**WHAT YOU ARE ASKED TO DO**
Extract each line holding the word "ВВЕДЕН" from the entries.

__________________________________________________

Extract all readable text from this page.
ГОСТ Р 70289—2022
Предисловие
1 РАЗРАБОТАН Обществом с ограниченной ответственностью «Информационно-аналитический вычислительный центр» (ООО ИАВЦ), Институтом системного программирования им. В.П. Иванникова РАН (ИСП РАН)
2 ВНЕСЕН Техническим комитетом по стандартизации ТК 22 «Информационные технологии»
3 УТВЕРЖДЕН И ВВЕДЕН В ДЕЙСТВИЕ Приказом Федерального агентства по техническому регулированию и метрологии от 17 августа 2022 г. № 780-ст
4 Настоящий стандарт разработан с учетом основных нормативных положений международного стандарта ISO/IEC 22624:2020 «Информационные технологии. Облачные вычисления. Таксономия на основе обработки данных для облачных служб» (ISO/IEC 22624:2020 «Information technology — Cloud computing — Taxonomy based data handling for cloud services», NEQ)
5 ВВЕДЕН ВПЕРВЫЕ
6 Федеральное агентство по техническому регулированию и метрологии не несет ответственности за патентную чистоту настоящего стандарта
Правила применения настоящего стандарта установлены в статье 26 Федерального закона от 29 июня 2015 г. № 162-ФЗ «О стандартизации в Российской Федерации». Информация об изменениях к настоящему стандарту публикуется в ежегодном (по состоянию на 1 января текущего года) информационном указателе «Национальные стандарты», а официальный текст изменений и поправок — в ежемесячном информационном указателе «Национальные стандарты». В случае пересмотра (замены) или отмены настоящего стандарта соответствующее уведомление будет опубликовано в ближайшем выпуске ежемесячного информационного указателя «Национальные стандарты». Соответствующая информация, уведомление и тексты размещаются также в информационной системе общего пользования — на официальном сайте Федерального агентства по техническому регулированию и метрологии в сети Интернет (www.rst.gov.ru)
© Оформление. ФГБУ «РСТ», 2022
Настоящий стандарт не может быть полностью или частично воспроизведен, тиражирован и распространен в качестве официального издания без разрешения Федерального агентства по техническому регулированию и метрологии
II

__________________________________________________

**FULL SOLUTION**
3 УТВЕРЖДЕН И ВВЕДЕН В ДЕЙСТВИЕ Приказом Федерального агентства по техническому регулированию и метрологии от 17 августа 2022 г. № 780-ст
5 ВВЕДЕН ВПЕРВЫЕ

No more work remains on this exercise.